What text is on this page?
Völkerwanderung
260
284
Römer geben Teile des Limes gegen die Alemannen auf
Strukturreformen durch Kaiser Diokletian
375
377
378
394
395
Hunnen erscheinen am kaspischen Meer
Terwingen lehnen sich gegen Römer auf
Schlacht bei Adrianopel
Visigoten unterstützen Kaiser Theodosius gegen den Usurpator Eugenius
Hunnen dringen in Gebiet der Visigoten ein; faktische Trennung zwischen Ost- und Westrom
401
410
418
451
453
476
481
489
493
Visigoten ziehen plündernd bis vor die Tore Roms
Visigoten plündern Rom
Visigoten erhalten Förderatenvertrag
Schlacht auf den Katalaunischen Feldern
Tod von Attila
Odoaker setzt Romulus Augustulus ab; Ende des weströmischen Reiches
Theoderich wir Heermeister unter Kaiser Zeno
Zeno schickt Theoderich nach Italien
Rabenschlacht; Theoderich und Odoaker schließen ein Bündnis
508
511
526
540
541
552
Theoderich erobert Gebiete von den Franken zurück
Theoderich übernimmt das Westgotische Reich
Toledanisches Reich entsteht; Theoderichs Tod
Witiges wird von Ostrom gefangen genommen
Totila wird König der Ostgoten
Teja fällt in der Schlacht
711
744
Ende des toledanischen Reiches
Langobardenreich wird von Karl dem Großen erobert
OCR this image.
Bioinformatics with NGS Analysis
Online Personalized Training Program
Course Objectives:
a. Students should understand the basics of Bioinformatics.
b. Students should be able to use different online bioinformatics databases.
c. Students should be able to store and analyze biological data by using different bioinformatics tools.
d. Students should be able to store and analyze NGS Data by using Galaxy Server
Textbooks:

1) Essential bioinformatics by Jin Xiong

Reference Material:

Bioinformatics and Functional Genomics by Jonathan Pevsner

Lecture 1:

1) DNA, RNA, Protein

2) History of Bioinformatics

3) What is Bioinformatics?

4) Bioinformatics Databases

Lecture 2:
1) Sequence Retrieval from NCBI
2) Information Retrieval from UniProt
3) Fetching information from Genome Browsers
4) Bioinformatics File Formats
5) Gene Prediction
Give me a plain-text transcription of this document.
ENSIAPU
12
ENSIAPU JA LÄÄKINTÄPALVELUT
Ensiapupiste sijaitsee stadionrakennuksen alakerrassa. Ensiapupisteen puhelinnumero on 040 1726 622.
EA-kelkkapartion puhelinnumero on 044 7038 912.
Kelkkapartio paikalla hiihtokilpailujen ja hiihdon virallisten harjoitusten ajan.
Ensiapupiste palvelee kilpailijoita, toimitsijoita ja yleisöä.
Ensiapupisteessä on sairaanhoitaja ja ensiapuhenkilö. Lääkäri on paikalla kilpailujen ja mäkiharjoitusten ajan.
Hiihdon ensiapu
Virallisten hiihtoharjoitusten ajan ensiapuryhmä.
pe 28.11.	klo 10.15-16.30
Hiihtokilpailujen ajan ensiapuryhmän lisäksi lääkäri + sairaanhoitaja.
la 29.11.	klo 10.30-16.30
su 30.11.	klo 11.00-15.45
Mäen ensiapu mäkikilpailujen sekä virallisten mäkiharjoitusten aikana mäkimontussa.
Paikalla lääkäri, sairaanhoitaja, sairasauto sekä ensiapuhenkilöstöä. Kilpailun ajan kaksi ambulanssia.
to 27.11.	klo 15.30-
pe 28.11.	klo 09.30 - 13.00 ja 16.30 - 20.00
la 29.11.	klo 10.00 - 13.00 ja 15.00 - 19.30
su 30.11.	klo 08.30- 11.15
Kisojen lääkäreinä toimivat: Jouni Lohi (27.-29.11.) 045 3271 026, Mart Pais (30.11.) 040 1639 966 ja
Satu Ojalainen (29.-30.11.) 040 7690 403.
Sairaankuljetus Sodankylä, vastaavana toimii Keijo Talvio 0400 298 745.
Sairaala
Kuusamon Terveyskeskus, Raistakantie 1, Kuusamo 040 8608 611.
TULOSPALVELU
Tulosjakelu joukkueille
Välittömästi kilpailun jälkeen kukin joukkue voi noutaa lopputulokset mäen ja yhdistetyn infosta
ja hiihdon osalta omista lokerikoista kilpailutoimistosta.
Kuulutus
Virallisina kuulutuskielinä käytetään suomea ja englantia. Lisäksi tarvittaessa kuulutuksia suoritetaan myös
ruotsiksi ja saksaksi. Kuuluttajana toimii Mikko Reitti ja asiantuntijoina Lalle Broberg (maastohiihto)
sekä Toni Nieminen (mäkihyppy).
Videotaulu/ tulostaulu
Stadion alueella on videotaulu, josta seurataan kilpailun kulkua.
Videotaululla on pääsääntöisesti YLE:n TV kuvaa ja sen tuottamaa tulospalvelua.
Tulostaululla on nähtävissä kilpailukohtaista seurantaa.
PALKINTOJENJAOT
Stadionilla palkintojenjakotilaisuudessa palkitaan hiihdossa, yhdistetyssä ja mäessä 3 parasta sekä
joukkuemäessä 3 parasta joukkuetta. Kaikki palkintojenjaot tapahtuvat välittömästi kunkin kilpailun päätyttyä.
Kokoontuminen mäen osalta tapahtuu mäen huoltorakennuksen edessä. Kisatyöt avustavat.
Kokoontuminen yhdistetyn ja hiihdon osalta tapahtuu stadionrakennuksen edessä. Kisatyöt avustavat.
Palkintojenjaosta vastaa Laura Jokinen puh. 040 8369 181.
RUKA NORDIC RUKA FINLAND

***

→ **YOUR GOAL**: Set down the whole listing once more, exactly as it appears.

→ **OUTPUT BELOW**:
What text is on this page?
Völkerwanderung
260
284
Römer geben Teile des Limes gegen die Alemannen auf
Strukturreformen durch Kaiser Diokletian
375
377
378
394
395
Hunnen erscheinen am kaspischen Meer
Terwingen lehnen sich gegen Römer auf
Schlacht bei Adrianopel
Visigoten unterstützen Kaiser Theodosius gegen den Usurpator Eugenius
Hunnen dringen in Gebiet der Visigoten ein; faktische Trennung zwischen Ost- und Westrom
401
410
418
451
453
476
481
489
493
Visigoten ziehen plündernd bis vor die Tore Roms
Visigoten plündern Rom
Visigoten erhalten Förderatenvertrag
Schlacht auf den Katalaunischen Feldern
Tod von Attila
Odoaker setzt Romulus Augustulus ab; Ende des weströmischen Reiches
Theoderich wir Heermeister unter Kaiser Zeno
Zeno schickt Theoderich nach Italien
Rabenschlacht; Theoderich und Odoaker schließen ein Bündnis
508
511
526
540
541
552
Theoderich erobert Gebiete von den Franken zurück
Theoderich übernimmt das Westgotische Reich
Toledanisches Reich entsteht; Theoderichs Tod
Witiges wird von Ostrom gefangen genommen
Totila wird König der Ostgoten
Teja fällt in der Schlacht
711
744
Ende des toledanischen Reiches
Langobardenreich wird von Karl dem Großen erobert
OCR this image.
Bioinformatics with NGS Analysis
Online Personalized Training Program
Course Objectives:
a. Students should understand the basics of Bioinformatics.
b. Students should be able to use different online bioinformatics databases.
c. Students should be able to store and analyze biological data by using different bioinformatics tools.
d. Students should be able to store and analyze NGS Data by using Galaxy Server
Textbooks:

1) Essential bioinformatics by Jin Xiong

Reference Material:

Bioinformatics and Functional Genomics by Jonathan Pevsner

Lecture 1:

1) DNA, RNA, Protein

2) History of Bioinformatics

3) What is Bioinformatics?

4) Bioinformatics Databases

Lecture 2:
1) Sequence Retrieval from NCBI
2) Information Retrieval from UniProt
3) Fetching information from Genome Browsers
4) Bioinformatics File Formats
5) Gene Prediction
Give me a plain-text transcription of this document.
ENSIAPU
12
ENSIAPU JA LÄÄKINTÄPALVELUT
Ensiapupiste sijaitsee stadionrakennuksen alakerrassa. Ensiapupisteen puhelinnumero on 040 1726 622.
EA-kelkkapartion puhelinnumero on 044 7038 912.
Kelkkapartio paikalla hiihtokilpailujen ja hiihdon virallisten harjoitusten ajan.
Ensiapupiste palvelee kilpailijoita, toimitsijoita ja yleisöä.
Ensiapupisteessä on sairaanhoitaja ja ensiapuhenkilö. Lääkäri on paikalla kilpailujen ja mäkiharjoitusten ajan.
Hiihdon ensiapu
Virallisten hiihtoharjoitusten ajan ensiapuryhmä.
pe 28.11.	klo 10.15-16.30
Hiihtokilpailujen ajan ensiapuryhmän lisäksi lääkäri + sairaanhoitaja.
la 29.11.	klo 10.30-16.30
su 30.11.	klo 11.00-15.45
Mäen ensiapu mäkikilpailujen sekä virallisten mäkiharjoitusten aikana mäkimontussa.
Paikalla lääkäri, sairaanhoitaja, sairasauto sekä ensiapuhenkilöstöä. Kilpailun ajan kaksi ambulanssia.
to 27.11.	klo 15.30-
pe 28.11.	klo 09.30 - 13.00 ja 16.30 - 20.00
la 29.11.	klo 10.00 - 13.00 ja 15.00 - 19.30
su 30.11.	klo 08.30- 11.15
Kisojen lääkäreinä toimivat: Jouni Lohi (27.-29.11.) 045 3271 026, Mart Pais (30.11.) 040 1639 966 ja
Satu Ojalainen (29.-30.11.) 040 7690 403.
Sairaankuljetus Sodankylä, vastaavana toimii Keijo Talvio 0400 298 745.
Sairaala
Kuusamon Terveyskeskus, Raistakantie 1, Kuusamo 040 8608 611.
TULOSPALVELU
Tulosjakelu joukkueille
Välittömästi kilpailun jälkeen kukin joukkue voi noutaa lopputulokset mäen ja yhdistetyn infosta
ja hiihdon osalta omista lokerikoista kilpailutoimistosta.
Kuulutus
Virallisina kuulutuskielinä käytetään suomea ja englantia. Lisäksi tarvittaessa kuulutuksia suoritetaan myös
ruotsiksi ja saksaksi. Kuuluttajana toimii Mikko Reitti ja asiantuntijoina Lalle Broberg (maastohiihto)
sekä Toni Nieminen (mäkihyppy).
Videotaulu/ tulostaulu
Stadion alueella on videotaulu, josta seurataan kilpailun kulkua.
Videotaululla on pääsääntöisesti YLE:n TV kuvaa ja sen tuottamaa tulospalvelua.
Tulostaululla on nähtävissä kilpailukohtaista seurantaa.
PALKINTOJENJAOT
Stadionilla palkintojenjakotilaisuudessa palkitaan hiihdossa, yhdistetyssä ja mäessä 3 parasta sekä
joukkuemäessä 3 parasta joukkuetta. Kaikki palkintojenjaot tapahtuvat välittömästi kunkin kilpailun päätyttyä.
Kokoontuminen mäen osalta tapahtuu mäen huoltorakennuksen edessä. Kisatyöt avustavat.
Kokoontuminen yhdistetyn ja hiihdon osalta tapahtuu stadionrakennuksen edessä. Kisatyöt avustavat.
Palkintojenjaosta vastaa Laura Jokinen puh. 040 8369 181.
RUKA NORDIC RUKA FINLAND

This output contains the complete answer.